EXCERPTED RECORDS:

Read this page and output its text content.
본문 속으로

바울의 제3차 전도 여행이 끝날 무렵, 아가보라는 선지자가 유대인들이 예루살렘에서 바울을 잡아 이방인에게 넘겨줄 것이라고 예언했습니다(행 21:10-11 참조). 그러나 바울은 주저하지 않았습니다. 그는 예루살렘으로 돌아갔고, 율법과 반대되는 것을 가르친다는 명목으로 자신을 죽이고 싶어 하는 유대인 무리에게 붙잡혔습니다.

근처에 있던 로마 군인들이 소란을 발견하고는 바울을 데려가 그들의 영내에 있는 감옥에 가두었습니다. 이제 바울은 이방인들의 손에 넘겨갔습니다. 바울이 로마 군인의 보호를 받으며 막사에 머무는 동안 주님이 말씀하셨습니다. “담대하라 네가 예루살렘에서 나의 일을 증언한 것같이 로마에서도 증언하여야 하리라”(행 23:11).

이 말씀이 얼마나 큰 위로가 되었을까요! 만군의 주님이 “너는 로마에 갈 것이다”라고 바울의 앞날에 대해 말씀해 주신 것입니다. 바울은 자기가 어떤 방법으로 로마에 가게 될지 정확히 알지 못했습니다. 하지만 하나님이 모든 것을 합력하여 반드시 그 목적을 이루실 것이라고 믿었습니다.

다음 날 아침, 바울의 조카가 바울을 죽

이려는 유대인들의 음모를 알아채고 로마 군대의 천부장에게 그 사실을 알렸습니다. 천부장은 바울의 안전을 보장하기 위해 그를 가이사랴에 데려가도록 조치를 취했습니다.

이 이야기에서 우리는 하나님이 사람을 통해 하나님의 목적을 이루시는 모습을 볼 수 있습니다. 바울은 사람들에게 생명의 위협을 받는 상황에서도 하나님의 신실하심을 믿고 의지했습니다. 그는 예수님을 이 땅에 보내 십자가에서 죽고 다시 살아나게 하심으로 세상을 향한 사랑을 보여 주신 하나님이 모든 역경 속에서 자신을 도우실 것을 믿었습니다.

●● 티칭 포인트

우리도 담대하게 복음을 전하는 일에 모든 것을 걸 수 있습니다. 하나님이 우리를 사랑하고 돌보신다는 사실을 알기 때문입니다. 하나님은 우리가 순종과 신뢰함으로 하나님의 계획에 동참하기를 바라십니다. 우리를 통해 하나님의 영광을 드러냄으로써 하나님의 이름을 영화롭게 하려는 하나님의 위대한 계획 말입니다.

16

WORK TO BE COMPLETED: Extract the data in full. Keep it word for word.

EXERCISE OUTPUT:
Read this page and output its text content.
본문 속으로

바울의 제3차 전도 여행이 끝날 무렵, 아가보라는 선지자가 유대인들이 예루살렘에서 바울을 잡아 이방인에게 넘겨줄 것이라고 예언했습니다(행 21:10-11 참조). 그러나 바울은 주저하지 않았습니다. 그는 예루살렘으로 돌아갔고, 율법과 반대되는 것을 가르친다는 명목으로 자신을 죽이고 싶어 하는 유대인 무리에게 붙잡혔습니다.

근처에 있던 로마 군인들이 소란을 발견하고는 바울을 데려가 그들의 영내에 있는 감옥에 가두었습니다. 이제 바울은 이방인들의 손에 넘겨갔습니다. 바울이 로마 군인의 보호를 받으며 막사에 머무는 동안 주님이 말씀하셨습니다. “담대하라 네가 예루살렘에서 나의 일을 증언한 것같이 로마에서도 증언하여야 하리라”(행 23:11).

이 말씀이 얼마나 큰 위로가 되었을까요! 만군의 주님이 “너는 로마에 갈 것이다”라고 바울의 앞날에 대해 말씀해 주신 것입니다. 바울은 자기가 어떤 방법으로 로마에 가게 될지 정확히 알지 못했습니다. 하지만 하나님이 모든 것을 합력하여 반드시 그 목적을 이루실 것이라고 믿었습니다.

다음 날 아침, 바울의 조카가 바울을 죽

이려는 유대인들의 음모를 알아채고 로마 군대의 천부장에게 그 사실을 알렸습니다. 천부장은 바울의 안전을 보장하기 위해 그를 가이사랴에 데려가도록 조치를 취했습니다.

이 이야기에서 우리는 하나님이 사람을 통해 하나님의 목적을 이루시는 모습을 볼 수 있습니다. 바울은 사람들에게 생명의 위협을 받는 상황에서도 하나님의 신실하심을 믿고 의지했습니다. 그는 예수님을 이 땅에 보내 십자가에서 죽고 다시 살아나게 하심으로 세상을 향한 사랑을 보여 주신 하나님이 모든 역경 속에서 자신을 도우실 것을 믿었습니다.

●● 티칭 포인트

우리도 담대하게 복음을 전하는 일에 모든 것을 걸 수 있습니다. 하나님이 우리를 사랑하고 돌보신다는 사실을 알기 때문입니다. 하나님은 우리가 순종과 신뢰함으로 하나님의 계획에 동참하기를 바라십니다. 우리를 통해 하나님의 영광을 드러냄으로써 하나님의 이름을 영화롭게 하려는 하나님의 위대한 계획 말입니다.

16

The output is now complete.